#### Supplied data ####
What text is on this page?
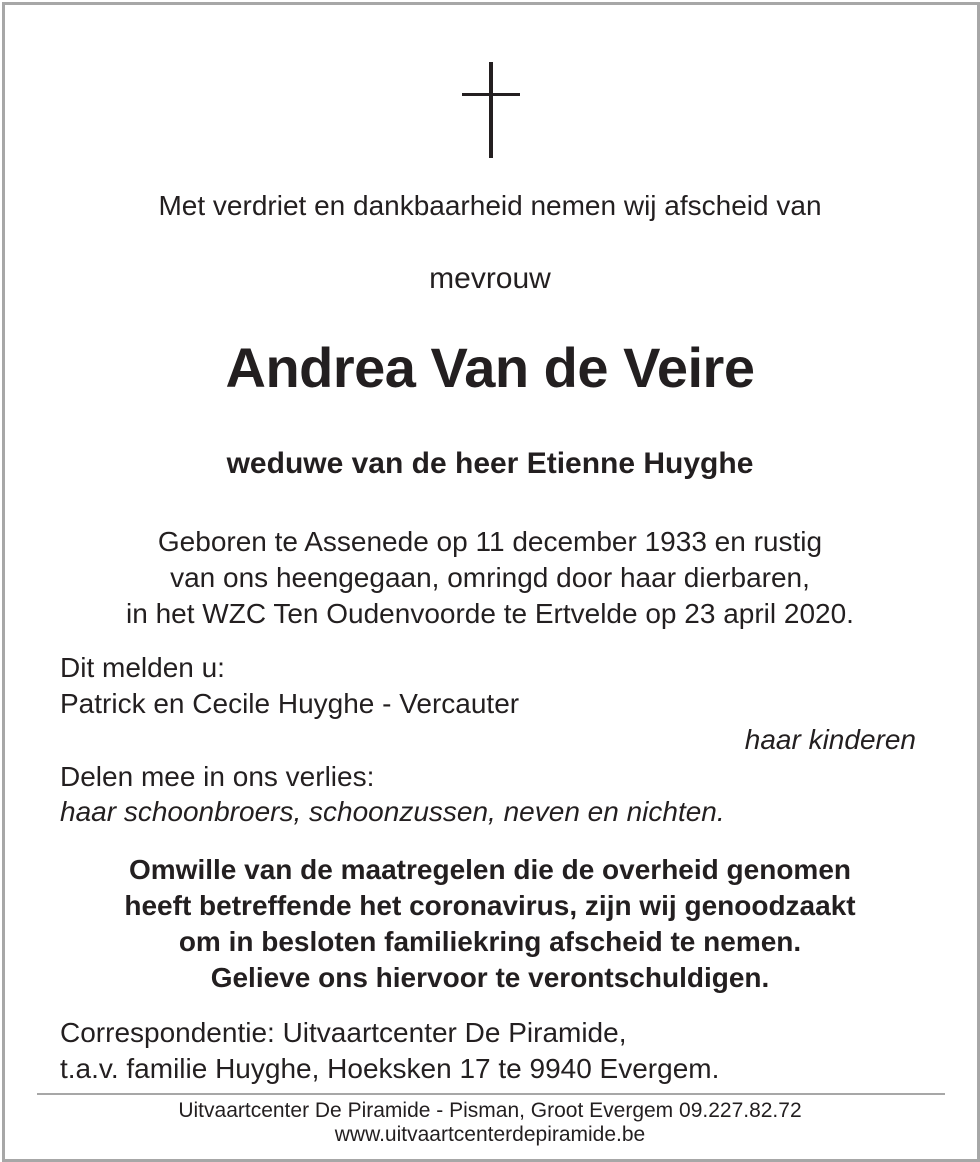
Met verdriet en dankbaarheid nemen wij afscheid van
mevrouw
Andrea Van de Veire
weduwe van de heer Etienne Huyghe
Geboren te Assenede op 11 december 1933 en rustig
van ons heengegaan, omringd door haar dierbaren,
in het WZC Ten Oudenvoorde te Ertvelde op 23 april 2020.
Dit melden u:
Patrick en Cecile Huyghe - Vercauter
haar kinderen
Delen mee in ons verlies:
haar schoonbroers, schoonzussen, neven en nichten.
Omwille van de maatregelen die de overheid genomen
heeft betreffende het coronavirus, zijn wij genoodzaakt
om in besloten familiekring afscheid te nemen.
Gelieve ons hiervoor te verontschuldigen.
Correspondentie: Uitvaartcenter De Piramide,
t.a.v. familie Huyghe, Hoeksken 17 te 9940 Evergem.
Uitvaartcenter De Piramide - Pisman, Groot Evergem 09.227.82.72
www.uitvaartcenterdepiramide.be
####
▸ **Activity**:
All the records need to be repeated exactly, with the images dropped.

▸ **Exercise response**:
What text is on this page?
Met verdriet en dankbaarheid nemen wij afscheid van
mevrouw
Andrea Van de Veire
weduwe van de heer Etienne Huyghe
Geboren te Assenede op 11 december 1933 en rustig
van ons heengegaan, omringd door haar dierbaren,
in het WZC Ten Oudenvoorde te Ertvelde op 23 april 2020.
Dit melden u:
Patrick en Cecile Huyghe - Vercauter
haar kinderen
Delen mee in ons verlies:
haar schoonbroers, schoonzussen, neven en nichten.
Omwille van de maatregelen die de overheid genomen
heeft betreffende het coronavirus, zijn wij genoodzaakt
om in besloten familiekring afscheid te nemen.
Gelieve ons hiervoor te verontschuldigen.
Correspondentie: Uitvaartcenter De Piramide,
t.a.v. familie Huyghe, Hoeksken 17 te 9940 Evergem.
Uitvaartcenter De Piramide - Pisman, Groot Evergem 09.227.82.72
www.uitvaartcenterdepiramide.be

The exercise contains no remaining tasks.